━━ Listed entries ━━

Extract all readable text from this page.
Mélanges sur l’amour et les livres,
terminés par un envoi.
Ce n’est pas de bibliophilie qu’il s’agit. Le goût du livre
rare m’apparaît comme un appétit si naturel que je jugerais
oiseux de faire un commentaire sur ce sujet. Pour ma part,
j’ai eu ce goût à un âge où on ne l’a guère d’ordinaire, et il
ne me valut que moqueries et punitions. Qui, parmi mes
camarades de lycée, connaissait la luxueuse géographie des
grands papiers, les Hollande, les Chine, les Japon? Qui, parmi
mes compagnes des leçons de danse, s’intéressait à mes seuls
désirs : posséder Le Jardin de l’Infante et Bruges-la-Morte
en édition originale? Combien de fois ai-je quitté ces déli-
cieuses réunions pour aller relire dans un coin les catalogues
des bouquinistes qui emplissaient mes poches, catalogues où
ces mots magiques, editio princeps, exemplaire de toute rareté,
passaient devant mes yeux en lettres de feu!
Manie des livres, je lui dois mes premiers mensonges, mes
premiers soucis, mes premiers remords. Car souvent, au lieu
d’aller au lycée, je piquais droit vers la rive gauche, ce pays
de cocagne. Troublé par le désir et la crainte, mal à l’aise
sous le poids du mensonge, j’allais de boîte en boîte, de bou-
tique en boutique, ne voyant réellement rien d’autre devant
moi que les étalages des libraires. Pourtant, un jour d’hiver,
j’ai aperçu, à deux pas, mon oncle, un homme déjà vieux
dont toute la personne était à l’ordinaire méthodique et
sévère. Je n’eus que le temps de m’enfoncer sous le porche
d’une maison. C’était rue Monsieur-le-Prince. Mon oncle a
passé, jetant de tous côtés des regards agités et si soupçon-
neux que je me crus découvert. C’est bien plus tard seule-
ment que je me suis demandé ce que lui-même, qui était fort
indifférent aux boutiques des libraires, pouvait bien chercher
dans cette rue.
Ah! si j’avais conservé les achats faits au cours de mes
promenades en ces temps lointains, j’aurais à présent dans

━━━

* **Requirements**:
Please quote the records above exactly, without skipping a line.

* **Complete output**:
Extract all readable text from this page.
Mélanges sur l’amour et les livres,
terminés par un envoi.
Ce n’est pas de bibliophilie qu’il s’agit. Le goût du livre
rare m’apparaît comme un appétit si naturel que je jugerais
oiseux de faire un commentaire sur ce sujet. Pour ma part,
j’ai eu ce goût à un âge où on ne l’a guère d’ordinaire, et il
ne me valut que moqueries et punitions. Qui, parmi mes
camarades de lycée, connaissait la luxueuse géographie des
grands papiers, les Hollande, les Chine, les Japon? Qui, parmi
mes compagnes des leçons de danse, s’intéressait à mes seuls
désirs : posséder Le Jardin de l’Infante et Bruges-la-Morte
en édition originale? Combien de fois ai-je quitté ces déli-
cieuses réunions pour aller relire dans un coin les catalogues
des bouquinistes qui emplissaient mes poches, catalogues où
ces mots magiques, editio princeps, exemplaire de toute rareté,
passaient devant mes yeux en lettres de feu!
Manie des livres, je lui dois mes premiers mensonges, mes
premiers soucis, mes premiers remords. Car souvent, au lieu
d’aller au lycée, je piquais droit vers la rive gauche, ce pays
de cocagne. Troublé par le désir et la crainte, mal à l’aise
sous le poids du mensonge, j’allais de boîte en boîte, de bou-
tique en boutique, ne voyant réellement rien d’autre devant
moi que les étalages des libraires. Pourtant, un jour d’hiver,
j’ai aperçu, à deux pas, mon oncle, un homme déjà vieux
dont toute la personne était à l’ordinaire méthodique et
sévère. Je n’eus que le temps de m’enfoncer sous le porche
d’une maison. C’était rue Monsieur-le-Prince. Mon oncle a
passé, jetant de tous côtés des regards agités et si soupçon-
neux que je me crus découvert. C’est bien plus tard seule-
ment que je me suis demandé ce que lui-même, qui était fort
indifférent aux boutiques des libraires, pouvait bien chercher
dans cette rue.
Ah! si j’avais conservé les achats faits au cours de mes
promenades en ces temps lointains, j’aurais à présent dans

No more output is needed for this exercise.